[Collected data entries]
****
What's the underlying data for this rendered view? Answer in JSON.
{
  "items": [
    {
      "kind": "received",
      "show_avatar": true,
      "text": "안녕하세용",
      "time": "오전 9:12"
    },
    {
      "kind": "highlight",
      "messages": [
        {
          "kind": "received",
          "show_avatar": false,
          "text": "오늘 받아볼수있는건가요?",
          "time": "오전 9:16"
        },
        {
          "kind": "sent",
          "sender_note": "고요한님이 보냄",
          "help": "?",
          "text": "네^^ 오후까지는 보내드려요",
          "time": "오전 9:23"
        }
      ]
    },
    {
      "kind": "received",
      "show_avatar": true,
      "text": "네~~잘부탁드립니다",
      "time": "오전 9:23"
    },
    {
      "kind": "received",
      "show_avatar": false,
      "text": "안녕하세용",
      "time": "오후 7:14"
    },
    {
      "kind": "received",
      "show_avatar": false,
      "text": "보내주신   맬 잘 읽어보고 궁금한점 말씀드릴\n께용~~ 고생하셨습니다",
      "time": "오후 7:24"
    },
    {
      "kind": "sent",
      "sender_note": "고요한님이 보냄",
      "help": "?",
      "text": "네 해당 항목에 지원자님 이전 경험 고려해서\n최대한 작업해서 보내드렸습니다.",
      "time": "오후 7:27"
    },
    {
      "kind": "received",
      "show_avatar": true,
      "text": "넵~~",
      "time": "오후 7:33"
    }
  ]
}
****
Given request →
Locate each line containing the string "고요한님이" and show it.

Answer to this exercise →
          "sender_note": "고요한님이 보냄",
      "sender_note": "고요한님이 보냄",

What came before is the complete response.